#### GIVEN TASK
Copy the full set of lines exactly as given.

#### INPUT RECORDS
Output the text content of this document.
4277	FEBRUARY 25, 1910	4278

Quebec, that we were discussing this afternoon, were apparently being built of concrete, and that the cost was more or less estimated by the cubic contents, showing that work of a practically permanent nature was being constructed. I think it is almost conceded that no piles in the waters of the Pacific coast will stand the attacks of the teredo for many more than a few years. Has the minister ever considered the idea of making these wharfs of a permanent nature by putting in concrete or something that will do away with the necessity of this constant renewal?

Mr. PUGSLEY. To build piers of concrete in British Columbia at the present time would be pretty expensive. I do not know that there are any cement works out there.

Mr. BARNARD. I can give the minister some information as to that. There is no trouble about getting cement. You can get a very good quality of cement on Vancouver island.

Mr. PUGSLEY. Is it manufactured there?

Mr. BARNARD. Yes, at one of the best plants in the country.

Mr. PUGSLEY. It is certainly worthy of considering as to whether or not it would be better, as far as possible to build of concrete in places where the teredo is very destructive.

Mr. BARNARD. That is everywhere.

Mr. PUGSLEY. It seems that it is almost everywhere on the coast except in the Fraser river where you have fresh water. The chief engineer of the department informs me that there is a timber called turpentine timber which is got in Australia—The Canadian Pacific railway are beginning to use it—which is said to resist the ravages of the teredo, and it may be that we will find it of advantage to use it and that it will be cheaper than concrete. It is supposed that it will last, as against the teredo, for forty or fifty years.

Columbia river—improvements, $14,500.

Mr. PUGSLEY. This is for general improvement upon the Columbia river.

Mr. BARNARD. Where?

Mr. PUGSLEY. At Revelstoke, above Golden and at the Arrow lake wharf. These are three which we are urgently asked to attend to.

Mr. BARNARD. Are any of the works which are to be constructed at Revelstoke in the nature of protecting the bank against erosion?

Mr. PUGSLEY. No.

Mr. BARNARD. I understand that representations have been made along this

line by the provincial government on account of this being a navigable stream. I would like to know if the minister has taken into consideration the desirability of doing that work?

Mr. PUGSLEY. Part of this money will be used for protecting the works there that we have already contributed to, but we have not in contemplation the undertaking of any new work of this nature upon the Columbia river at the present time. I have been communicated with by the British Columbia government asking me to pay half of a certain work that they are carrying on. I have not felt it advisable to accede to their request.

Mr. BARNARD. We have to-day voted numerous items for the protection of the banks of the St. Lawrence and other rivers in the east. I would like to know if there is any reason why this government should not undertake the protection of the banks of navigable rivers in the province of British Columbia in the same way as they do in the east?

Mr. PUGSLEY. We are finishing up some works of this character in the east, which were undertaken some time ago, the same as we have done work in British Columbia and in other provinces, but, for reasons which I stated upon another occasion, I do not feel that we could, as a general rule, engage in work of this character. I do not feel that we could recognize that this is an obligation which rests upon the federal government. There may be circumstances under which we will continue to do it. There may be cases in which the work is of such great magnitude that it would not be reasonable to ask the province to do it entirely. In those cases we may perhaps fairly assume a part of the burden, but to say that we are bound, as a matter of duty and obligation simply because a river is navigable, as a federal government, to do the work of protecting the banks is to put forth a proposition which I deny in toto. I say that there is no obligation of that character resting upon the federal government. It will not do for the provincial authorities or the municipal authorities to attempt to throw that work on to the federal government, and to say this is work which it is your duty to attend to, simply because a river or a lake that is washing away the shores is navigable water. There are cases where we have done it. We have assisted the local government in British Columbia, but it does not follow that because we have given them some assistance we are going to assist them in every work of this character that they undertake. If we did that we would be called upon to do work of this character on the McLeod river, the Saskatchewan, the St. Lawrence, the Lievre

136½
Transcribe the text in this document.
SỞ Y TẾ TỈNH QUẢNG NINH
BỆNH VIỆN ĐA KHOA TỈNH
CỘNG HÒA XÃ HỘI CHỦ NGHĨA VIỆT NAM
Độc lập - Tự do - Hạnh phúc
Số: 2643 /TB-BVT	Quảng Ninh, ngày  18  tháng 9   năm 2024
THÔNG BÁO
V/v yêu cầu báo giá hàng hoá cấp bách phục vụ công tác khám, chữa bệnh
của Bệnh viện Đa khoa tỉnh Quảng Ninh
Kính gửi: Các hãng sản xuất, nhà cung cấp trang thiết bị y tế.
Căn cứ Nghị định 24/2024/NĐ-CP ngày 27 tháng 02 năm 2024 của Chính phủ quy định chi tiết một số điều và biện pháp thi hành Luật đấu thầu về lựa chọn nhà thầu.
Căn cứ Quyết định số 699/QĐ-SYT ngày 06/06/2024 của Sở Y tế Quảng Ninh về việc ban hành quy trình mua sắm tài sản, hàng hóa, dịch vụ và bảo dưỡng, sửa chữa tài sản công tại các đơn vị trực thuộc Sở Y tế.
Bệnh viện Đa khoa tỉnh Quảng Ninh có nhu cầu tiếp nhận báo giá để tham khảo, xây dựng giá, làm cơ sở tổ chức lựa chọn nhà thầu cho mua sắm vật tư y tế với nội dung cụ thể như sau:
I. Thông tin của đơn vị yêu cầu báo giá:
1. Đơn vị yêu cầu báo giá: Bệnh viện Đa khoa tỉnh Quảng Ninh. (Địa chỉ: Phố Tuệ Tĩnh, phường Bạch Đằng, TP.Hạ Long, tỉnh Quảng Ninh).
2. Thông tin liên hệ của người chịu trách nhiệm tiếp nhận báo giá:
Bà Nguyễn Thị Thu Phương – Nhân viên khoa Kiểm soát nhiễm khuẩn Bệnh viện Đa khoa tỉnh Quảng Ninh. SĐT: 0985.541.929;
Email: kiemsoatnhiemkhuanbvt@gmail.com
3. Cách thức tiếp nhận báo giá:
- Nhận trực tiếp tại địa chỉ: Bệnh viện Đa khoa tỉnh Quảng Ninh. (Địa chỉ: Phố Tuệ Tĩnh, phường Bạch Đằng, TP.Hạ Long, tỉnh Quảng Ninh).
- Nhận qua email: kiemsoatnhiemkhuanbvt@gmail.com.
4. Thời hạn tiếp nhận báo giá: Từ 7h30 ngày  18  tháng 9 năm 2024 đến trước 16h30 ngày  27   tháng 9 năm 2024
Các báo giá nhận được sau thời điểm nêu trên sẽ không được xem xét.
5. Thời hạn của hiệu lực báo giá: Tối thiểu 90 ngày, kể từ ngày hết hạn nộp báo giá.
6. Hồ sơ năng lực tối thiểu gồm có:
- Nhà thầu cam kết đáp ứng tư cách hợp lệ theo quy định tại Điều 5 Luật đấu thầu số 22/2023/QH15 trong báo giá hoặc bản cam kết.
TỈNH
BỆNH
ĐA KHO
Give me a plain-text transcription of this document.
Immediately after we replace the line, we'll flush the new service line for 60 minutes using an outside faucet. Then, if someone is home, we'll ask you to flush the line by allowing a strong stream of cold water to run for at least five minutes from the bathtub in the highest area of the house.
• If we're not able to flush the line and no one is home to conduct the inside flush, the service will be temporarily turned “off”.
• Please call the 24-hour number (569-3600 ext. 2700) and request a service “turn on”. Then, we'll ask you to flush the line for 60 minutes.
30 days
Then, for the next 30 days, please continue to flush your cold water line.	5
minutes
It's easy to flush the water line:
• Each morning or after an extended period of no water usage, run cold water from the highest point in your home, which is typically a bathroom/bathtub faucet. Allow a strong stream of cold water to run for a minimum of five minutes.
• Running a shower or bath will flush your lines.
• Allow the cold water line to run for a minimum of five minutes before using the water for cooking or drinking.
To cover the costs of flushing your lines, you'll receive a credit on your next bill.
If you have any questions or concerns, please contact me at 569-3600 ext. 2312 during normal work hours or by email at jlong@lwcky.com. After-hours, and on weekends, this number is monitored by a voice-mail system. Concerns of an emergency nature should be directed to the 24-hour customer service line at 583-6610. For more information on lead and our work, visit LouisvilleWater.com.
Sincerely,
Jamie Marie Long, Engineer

#### EXPECTED ANSWER
Output the text content of this document.
4277	FEBRUARY 25, 1910	4278

Quebec, that we were discussing this afternoon, were apparently being built of concrete, and that the cost was more or less estimated by the cubic contents, showing that work of a practically permanent nature was being constructed. I think it is almost conceded that no piles in the waters of the Pacific coast will stand the attacks of the teredo for many more than a few years. Has the minister ever considered the idea of making these wharfs of a permanent nature by putting in concrete or something that will do away with the necessity of this constant renewal?

Mr. PUGSLEY. To build piers of concrete in British Columbia at the present time would be pretty expensive. I do not know that there are any cement works out there.

Mr. BARNARD. I can give the minister some information as to that. There is no trouble about getting cement. You can get a very good quality of cement on Vancouver island.

Mr. PUGSLEY. Is it manufactured there?

Mr. BARNARD. Yes, at one of the best plants in the country.

Mr. PUGSLEY. It is certainly worthy of considering as to whether or not it would be better, as far as possible to build of concrete in places where the teredo is very destructive.

Mr. BARNARD. That is everywhere.

Mr. PUGSLEY. It seems that it is almost everywhere on the coast except in the Fraser river where you have fresh water. The chief engineer of the department informs me that there is a timber called turpentine timber which is got in Australia—The Canadian Pacific railway are beginning to use it—which is said to resist the ravages of the teredo, and it may be that we will find it of advantage to use it and that it will be cheaper than concrete. It is supposed that it will last, as against the teredo, for forty or fifty years.

Columbia river—improvements, $14,500.

Mr. PUGSLEY. This is for general improvement upon the Columbia river.

Mr. BARNARD. Where?

Mr. PUGSLEY. At Revelstoke, above Golden and at the Arrow lake wharf. These are three which we are urgently asked to attend to.

Mr. BARNARD. Are any of the works which are to be constructed at Revelstoke in the nature of protecting the bank against erosion?

Mr. PUGSLEY. No.

Mr. BARNARD. I understand that representations have been made along this

line by the provincial government on account of this being a navigable stream. I would like to know if the minister has taken into consideration the desirability of doing that work?

Mr. PUGSLEY. Part of this money will be used for protecting the works there that we have already contributed to, but we have not in contemplation the undertaking of any new work of this nature upon the Columbia river at the present time. I have been communicated with by the British Columbia government asking me to pay half of a certain work that they are carrying on. I have not felt it advisable to accede to their request.

Mr. BARNARD. We have to-day voted numerous items for the protection of the banks of the St. Lawrence and other rivers in the east. I would like to know if there is any reason why this government should not undertake the protection of the banks of navigable rivers in the province of British Columbia in the same way as they do in the east?

Mr. PUGSLEY. We are finishing up some works of this character in the east, which were undertaken some time ago, the same as we have done work in British Columbia and in other provinces, but, for reasons which I stated upon another occasion, I do not feel that we could, as a general rule, engage in work of this character. I do not feel that we could recognize that this is an obligation which rests upon the federal government. There may be circumstances under which we will continue to do it. There may be cases in which the work is of such great magnitude that it would not be reasonable to ask the province to do it entirely. In those cases we may perhaps fairly assume a part of the burden, but to say that we are bound, as a matter of duty and obligation simply because a river is navigable, as a federal government, to do the work of protecting the banks is to put forth a proposition which I deny in toto. I say that there is no obligation of that character resting upon the federal government. It will not do for the provincial authorities or the municipal authorities to attempt to throw that work on to the federal government, and to say this is work which it is your duty to attend to, simply because a river or a lake that is washing away the shores is navigable water. There are cases where we have done it. We have assisted the local government in British Columbia, but it does not follow that because we have given them some assistance we are going to assist them in every work of this character that they undertake. If we did that we would be called upon to do work of this character on the McLeod river, the Saskatchewan, the St. Lawrence, the Lievre

136½
Transcribe the text in this document.
SỞ Y TẾ TỈNH QUẢNG NINH
BỆNH VIỆN ĐA KHOA TỈNH
CỘNG HÒA XÃ HỘI CHỦ NGHĨA VIỆT NAM
Độc lập - Tự do - Hạnh phúc
Số: 2643 /TB-BVT	Quảng Ninh, ngày  18  tháng 9   năm 2024
THÔNG BÁO
V/v yêu cầu báo giá hàng hoá cấp bách phục vụ công tác khám, chữa bệnh
của Bệnh viện Đa khoa tỉnh Quảng Ninh
Kính gửi: Các hãng sản xuất, nhà cung cấp trang thiết bị y tế.
Căn cứ Nghị định 24/2024/NĐ-CP ngày 27 tháng 02 năm 2024 của Chính phủ quy định chi tiết một số điều và biện pháp thi hành Luật đấu thầu về lựa chọn nhà thầu.
Căn cứ Quyết định số 699/QĐ-SYT ngày 06/06/2024 của Sở Y tế Quảng Ninh về việc ban hành quy trình mua sắm tài sản, hàng hóa, dịch vụ và bảo dưỡng, sửa chữa tài sản công tại các đơn vị trực thuộc Sở Y tế.
Bệnh viện Đa khoa tỉnh Quảng Ninh có nhu cầu tiếp nhận báo giá để tham khảo, xây dựng giá, làm cơ sở tổ chức lựa chọn nhà thầu cho mua sắm vật tư y tế với nội dung cụ thể như sau:
I. Thông tin của đơn vị yêu cầu báo giá:
1. Đơn vị yêu cầu báo giá: Bệnh viện Đa khoa tỉnh Quảng Ninh. (Địa chỉ: Phố Tuệ Tĩnh, phường Bạch Đằng, TP.Hạ Long, tỉnh Quảng Ninh).
2. Thông tin liên hệ của người chịu trách nhiệm tiếp nhận báo giá:
Bà Nguyễn Thị Thu Phương – Nhân viên khoa Kiểm soát nhiễm khuẩn Bệnh viện Đa khoa tỉnh Quảng Ninh. SĐT: 0985.541.929;
Email: kiemsoatnhiemkhuanbvt@gmail.com
3. Cách thức tiếp nhận báo giá:
- Nhận trực tiếp tại địa chỉ: Bệnh viện Đa khoa tỉnh Quảng Ninh. (Địa chỉ: Phố Tuệ Tĩnh, phường Bạch Đằng, TP.Hạ Long, tỉnh Quảng Ninh).
- Nhận qua email: kiemsoatnhiemkhuanbvt@gmail.com.
4. Thời hạn tiếp nhận báo giá: Từ 7h30 ngày  18  tháng 9 năm 2024 đến trước 16h30 ngày  27   tháng 9 năm 2024
Các báo giá nhận được sau thời điểm nêu trên sẽ không được xem xét.
5. Thời hạn của hiệu lực báo giá: Tối thiểu 90 ngày, kể từ ngày hết hạn nộp báo giá.
6. Hồ sơ năng lực tối thiểu gồm có:
- Nhà thầu cam kết đáp ứng tư cách hợp lệ theo quy định tại Điều 5 Luật đấu thầu số 22/2023/QH15 trong báo giá hoặc bản cam kết.
TỈNH
BỆNH
ĐA KHO
Give me a plain-text transcription of this document.
Immediately after we replace the line, we'll flush the new service line for 60 minutes using an outside faucet. Then, if someone is home, we'll ask you to flush the line by allowing a strong stream of cold water to run for at least five minutes from the bathtub in the highest area of the house.
• If we're not able to flush the line and no one is home to conduct the inside flush, the service will be temporarily turned “off”.
• Please call the 24-hour number (569-3600 ext. 2700) and request a service “turn on”. Then, we'll ask you to flush the line for 60 minutes.
30 days
Then, for the next 30 days, please continue to flush your cold water line.	5
minutes
It's easy to flush the water line:
• Each morning or after an extended period of no water usage, run cold water from the highest point in your home, which is typically a bathroom/bathtub faucet. Allow a strong stream of cold water to run for a minimum of five minutes.
• Running a shower or bath will flush your lines.
• Allow the cold water line to run for a minimum of five minutes before using the water for cooking or drinking.
To cover the costs of flushing your lines, you'll receive a credit on your next bill.
If you have any questions or concerns, please contact me at 569-3600 ext. 2312 during normal work hours or by email at jlong@lwcky.com. After-hours, and on weekends, this number is monitored by a voice-mail system. Concerns of an emergency nature should be directed to the 24-hour customer service line at 583-6610. For more information on lead and our work, visit LouisvilleWater.com.
Sincerely,
Jamie Marie Long, Engineer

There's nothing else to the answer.